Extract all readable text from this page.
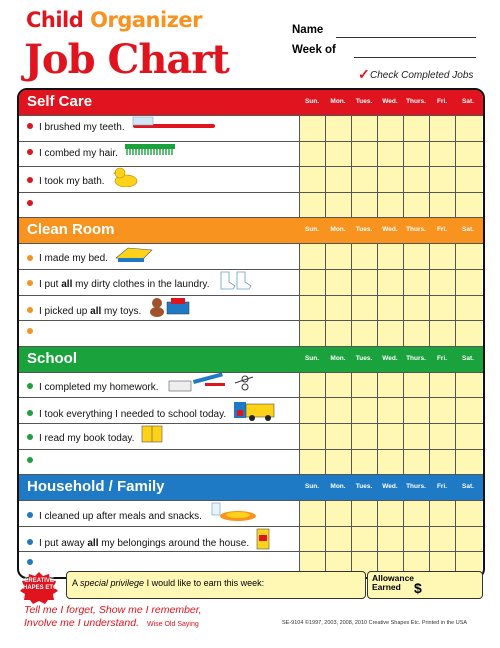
Child Organizer
Job Chart
Name
Week of
✓ Check Completed Jobs
Self Care	Sun.	Mon.	Tues.	Wed.	Thurs.	Fri.	Sat.
I brushed my teeth.
I combed my hair.
I took my bath.
Clean Room	Sun.	Mon.	Tues.	Wed.	Thurs.	Fri.	Sat.
I made my bed.
I put all my dirty clothes in the laundry.
I picked up all my toys.
School	Sun.	Mon.	Tues.	Wed.	Thurs.	Fri.	Sat.
I completed my homework.
I took everything I needed to school today.
I read my book today.
Household / Family	Sun.	Mon.	Tues.	Wed.	Thurs.	Fri.	Sat.
I cleaned up after meals and snacks.
I put away all my belongings around the house.
CREATIVE SHAPES ETC. A special privilege I would like to earn this week:	Allowance
Earned $
Tell me I forget, Show me I remember,
Involve me I understand. Wise Old Saying	SE-9104 ©1997, 2003, 2008, 2010 Creative Shapes Etc. Printed in the USA
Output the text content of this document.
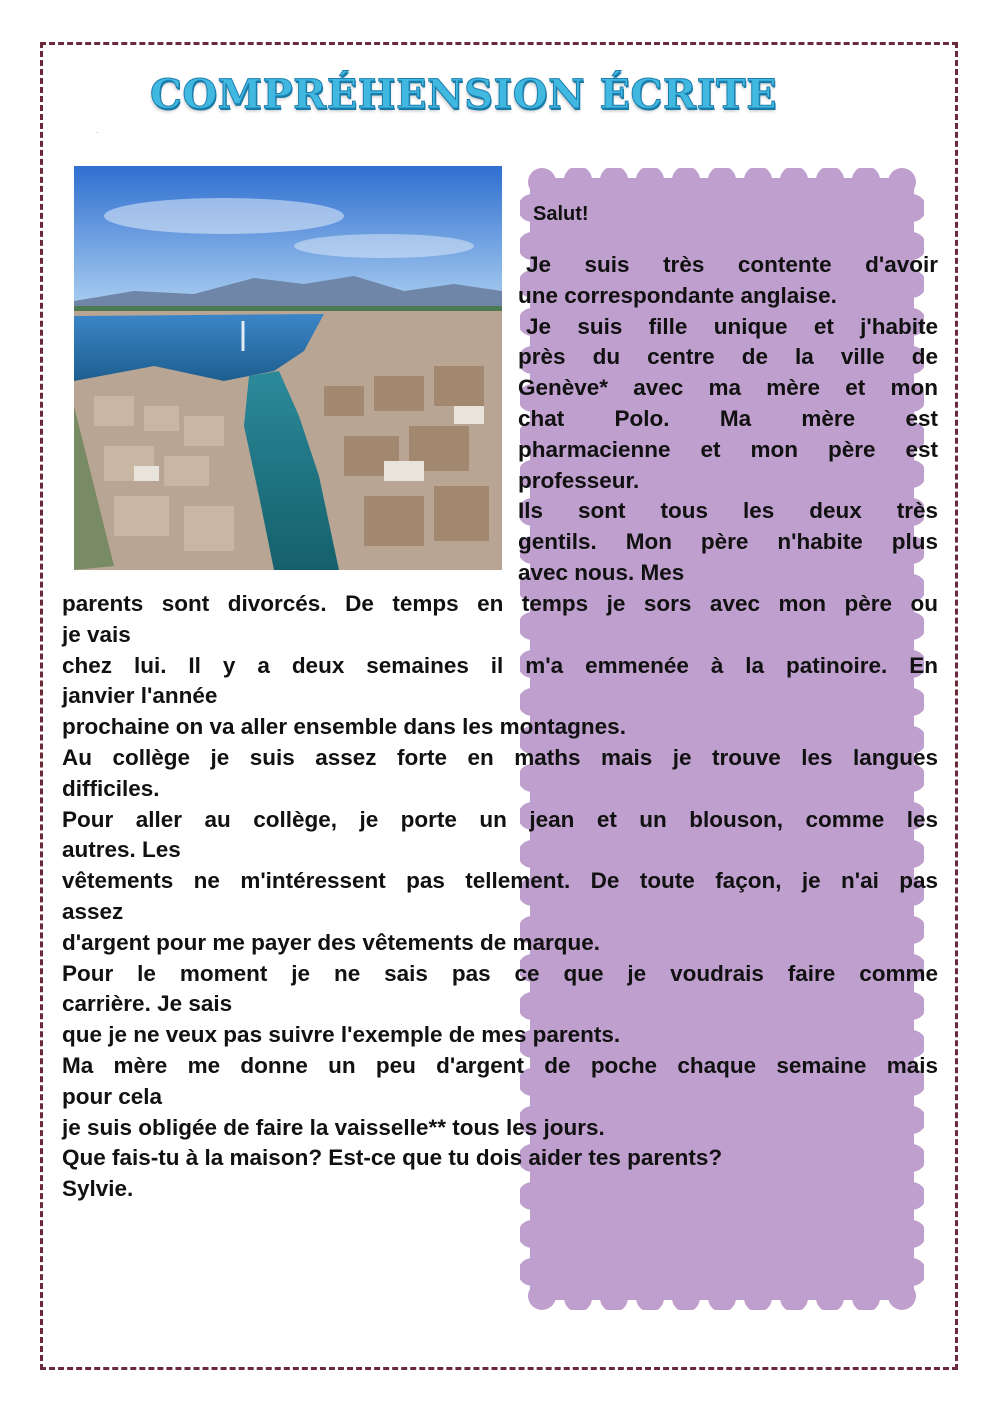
COMPRÉHENSION ÉCRITE
·
Salut!
Je suis très contente d'avoir
une correspondante anglaise.
Je suis fille unique et j'habite
près du centre de la ville de
Genève* avec ma mère et mon
chat Polo. Ma mère est
pharmacienne et mon père est
professeur.
Ils sont tous les deux très
gentils. Mon père n'habite plus
avec nous. Mes
parents sont divorcés. De temps en temps je sors avec mon père ou
je vais
chez lui. Il y a deux semaines il m'a emmenée à la patinoire. En
janvier l'année
prochaine on va aller ensemble dans les montagnes.
Au collège je suis assez forte en maths mais je trouve les langues
difficiles.
Pour aller au collège, je porte un jean et un blouson, comme les
autres. Les
vêtements ne m'intéressent pas tellement. De toute façon, je n'ai pas
assez
d'argent pour me payer des vêtements de marque.
Pour le moment je ne sais pas ce que je voudrais faire comme
carrière. Je sais
que je ne veux pas suivre l'exemple de mes parents.
Ma mère me donne un peu d'argent de poche chaque semaine mais
pour cela
je suis obligée de faire la vaisselle** tous les jours.
Que fais-tu à la maison? Est-ce que tu dois aider tes parents?
Sylvie.
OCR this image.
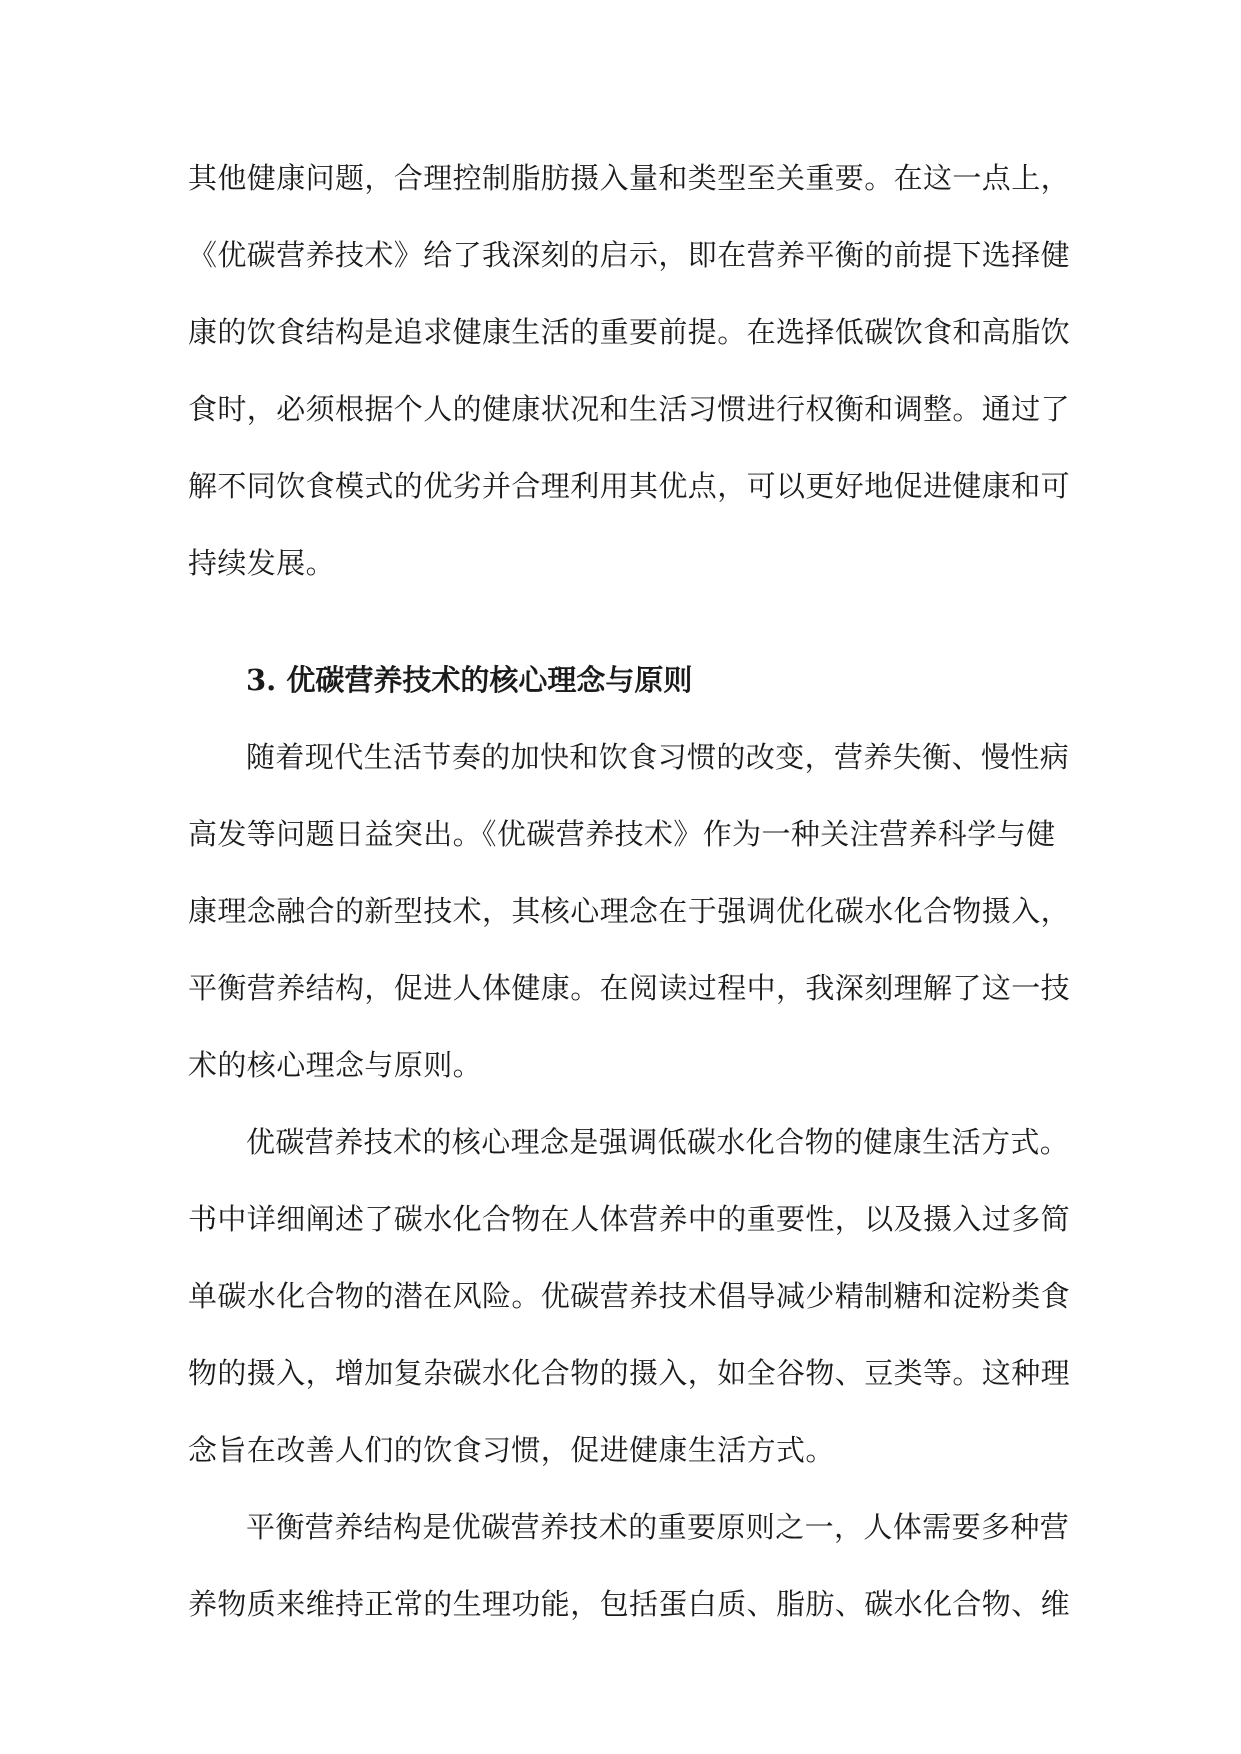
其他健康问题，合理控制脂肪摄入量和类型至关重要。在这一点上，
《优碳营养技术》给了我深刻的启示，即在营养平衡的前提下选择健
康的饮食结构是追求健康生活的重要前提。在选择低碳饮食和高脂饮
食时，必须根据个人的健康状况和生活习惯进行权衡和调整。通过了
解不同饮食模式的优劣并合理利用其优点，可以更好地促进健康和可
持续发展。
3. 优碳营养技术的核心理念与原则
随着现代生活节奏的加快和饮食习惯的改变，营养失衡、慢性病
高发等问题日益突出。《优碳营养技术》作为一种关注营养科学与健
康理念融合的新型技术，其核心理念在于强调优化碳水化合物摄入，
平衡营养结构，促进人体健康。在阅读过程中，我深刻理解了这一技
术的核心理念与原则。
优碳营养技术的核心理念是强调低碳水化合物的健康生活方式。
书中详细阐述了碳水化合物在人体营养中的重要性，以及摄入过多简
单碳水化合物的潜在风险。优碳营养技术倡导减少精制糖和淀粉类食
物的摄入，增加复杂碳水化合物的摄入，如全谷物、豆类等。这种理
念旨在改善人们的饮食习惯，促进健康生活方式。
平衡营养结构是优碳营养技术的重要原则之一，人体需要多种营
养物质来维持正常的生理功能，包括蛋白质、脂肪、碳水化合物、维
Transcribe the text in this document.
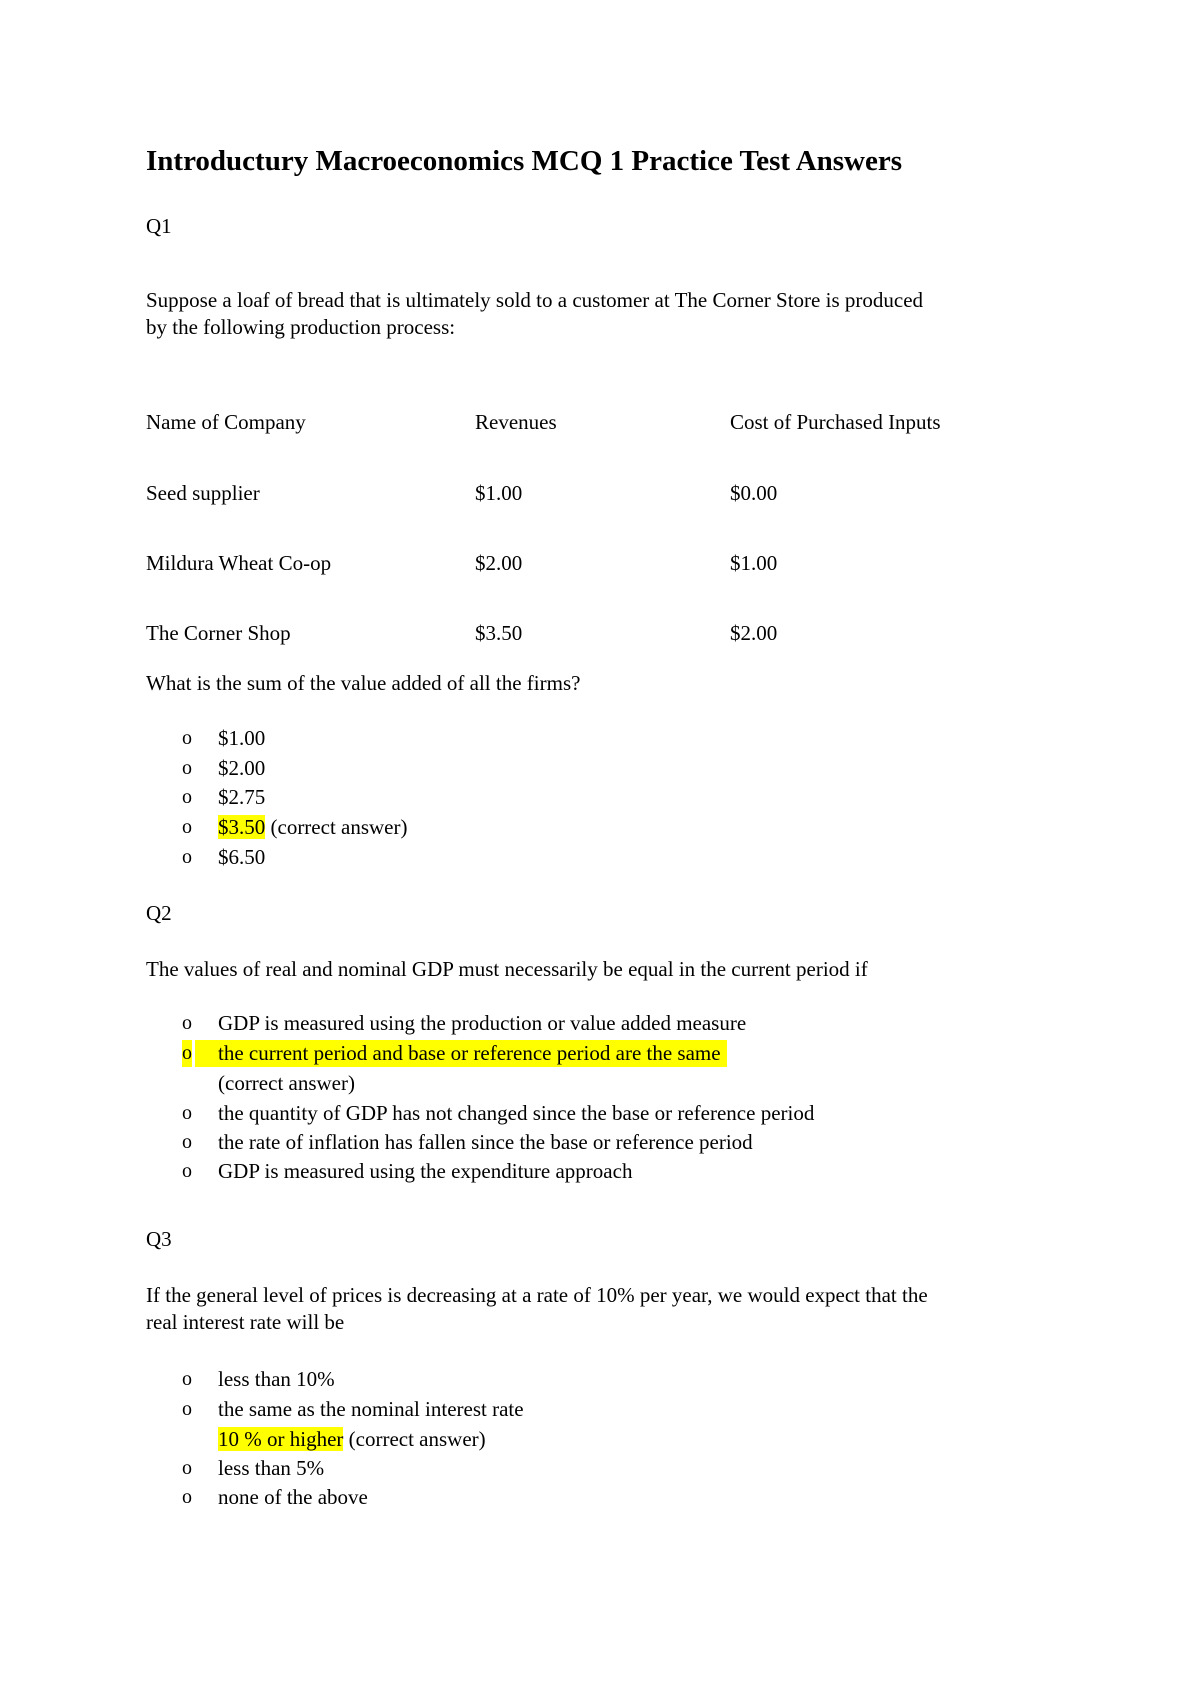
Introductury Macroeconomics MCQ 1 Practice Test Answers
Q1
Suppose a loaf of bread that is ultimately sold to a customer at The Corner Store is produced
by the following production process:
Name of Company	Revenues	Cost of Purchased Inputs
Seed supplier	$1.00	$0.00
Mildura Wheat Co-op	$2.00	$1.00
The Corner Shop	$3.50	$2.00
What is the sum of the value added of all the firms?
o $1.00
o $2.00
o $2.75
o $3.50 (correct answer)
o $6.50
Q2
The values of real and nominal GDP must necessarily be equal in the current period if
o GDP is measured using the production or value added measure
o the current period and base or reference period are the same
(correct answer)
o the quantity of GDP has not changed since the base or reference period
o the rate of inflation has fallen since the base or reference period
o GDP is measured using the expenditure approach
Q3
If the general level of prices is decreasing at a rate of 10% per year, we would expect that the
real interest rate will be
o less than 10%
o the same as the nominal interest rate
10 % or higher (correct answer)
o less than 5%
o none of the above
━━━━━━━━━━━━━━━━━━━━
▶ [Task instructions] All of the data above should be transcribed verbatim, with pictures omitted.

▶ [Response to the exercise]
Extract all readable text from this page.
Child Organizer
Job Chart
Name
Week of
✓ Check Completed Jobs
Self Care	Sun.	Mon.	Tues.	Wed.	Thurs.	Fri.	Sat.
I brushed my teeth.
I combed my hair.
I took my bath.
Clean Room	Sun.	Mon.	Tues.	Wed.	Thurs.	Fri.	Sat.
I made my bed.
I put all my dirty clothes in the laundry.
I picked up all my toys.
School	Sun.	Mon.	Tues.	Wed.	Thurs.	Fri.	Sat.
I completed my homework.
I took everything I needed to school today.
I read my book today.
Household / Family	Sun.	Mon.	Tues.	Wed.	Thurs.	Fri.	Sat.
I cleaned up after meals and snacks.
I put away all my belongings around the house.
CREATIVE SHAPES ETC. A special privilege I would like to earn this week:	Allowance
Earned $
Tell me I forget, Show me I remember,
Involve me I understand. Wise Old Saying	SE-9104 ©1997, 2003, 2008, 2010 Creative Shapes Etc. Printed in the USA
Output the text content of this document.
COMPRÉHENSION ÉCRITE
·
Salut!
Je suis très contente d'avoir
une correspondante anglaise.
Je suis fille unique et j'habite
près du centre de la ville de
Genève* avec ma mère et mon
chat Polo. Ma mère est
pharmacienne et mon père est
professeur.
Ils sont tous les deux très
gentils. Mon père n'habite plus
avec nous. Mes
parents sont divorcés. De temps en temps je sors avec mon père ou
je vais
chez lui. Il y a deux semaines il m'a emmenée à la patinoire. En
janvier l'année
prochaine on va aller ensemble dans les montagnes.
Au collège je suis assez forte en maths mais je trouve les langues
difficiles.
Pour aller au collège, je porte un jean et un blouson, comme les
autres. Les
vêtements ne m'intéressent pas tellement. De toute façon, je n'ai pas
assez
d'argent pour me payer des vêtements de marque.
Pour le moment je ne sais pas ce que je voudrais faire comme
carrière. Je sais
que je ne veux pas suivre l'exemple de mes parents.
Ma mère me donne un peu d'argent de poche chaque semaine mais
pour cela
je suis obligée de faire la vaisselle** tous les jours.
Que fais-tu à la maison? Est-ce que tu dois aider tes parents?
Sylvie.
OCR this image.
其他健康问题，合理控制脂肪摄入量和类型至关重要。在这一点上，
《优碳营养技术》给了我深刻的启示，即在营养平衡的前提下选择健
康的饮食结构是追求健康生活的重要前提。在选择低碳饮食和高脂饮
食时，必须根据个人的健康状况和生活习惯进行权衡和调整。通过了
解不同饮食模式的优劣并合理利用其优点，可以更好地促进健康和可
持续发展。
3. 优碳营养技术的核心理念与原则
随着现代生活节奏的加快和饮食习惯的改变，营养失衡、慢性病
高发等问题日益突出。《优碳营养技术》作为一种关注营养科学与健
康理念融合的新型技术，其核心理念在于强调优化碳水化合物摄入，
平衡营养结构，促进人体健康。在阅读过程中，我深刻理解了这一技
术的核心理念与原则。
优碳营养技术的核心理念是强调低碳水化合物的健康生活方式。
书中详细阐述了碳水化合物在人体营养中的重要性，以及摄入过多简
单碳水化合物的潜在风险。优碳营养技术倡导减少精制糖和淀粉类食
物的摄入，增加复杂碳水化合物的摄入，如全谷物、豆类等。这种理
念旨在改善人们的饮食习惯，促进健康生活方式。
平衡营养结构是优碳营养技术的重要原则之一，人体需要多种营
养物质来维持正常的生理功能，包括蛋白质、脂肪、碳水化合物、维
Transcribe the text in this document.
Introductury Macroeconomics MCQ 1 Practice Test Answers
Q1
Suppose a loaf of bread that is ultimately sold to a customer at The Corner Store is produced
by the following production process:
Name of Company	Revenues	Cost of Purchased Inputs
Seed supplier	$1.00	$0.00
Mildura Wheat Co-op	$2.00	$1.00
The Corner Shop	$3.50	$2.00
What is the sum of the value added of all the firms?
o $1.00
o $2.00
o $2.75
o $3.50 (correct answer)
o $6.50
Q2
The values of real and nominal GDP must necessarily be equal in the current period if
o GDP is measured using the production or value added measure
o the current period and base or reference period are the same
(correct answer)
o the quantity of GDP has not changed since the base or reference period
o the rate of inflation has fallen since the base or reference period
o GDP is measured using the expenditure approach
Q3
If the general level of prices is decreasing at a rate of 10% per year, we would expect that the
real interest rate will be
o less than 10%
o the same as the nominal interest rate
10 % or higher (correct answer)
o less than 5%
o none of the above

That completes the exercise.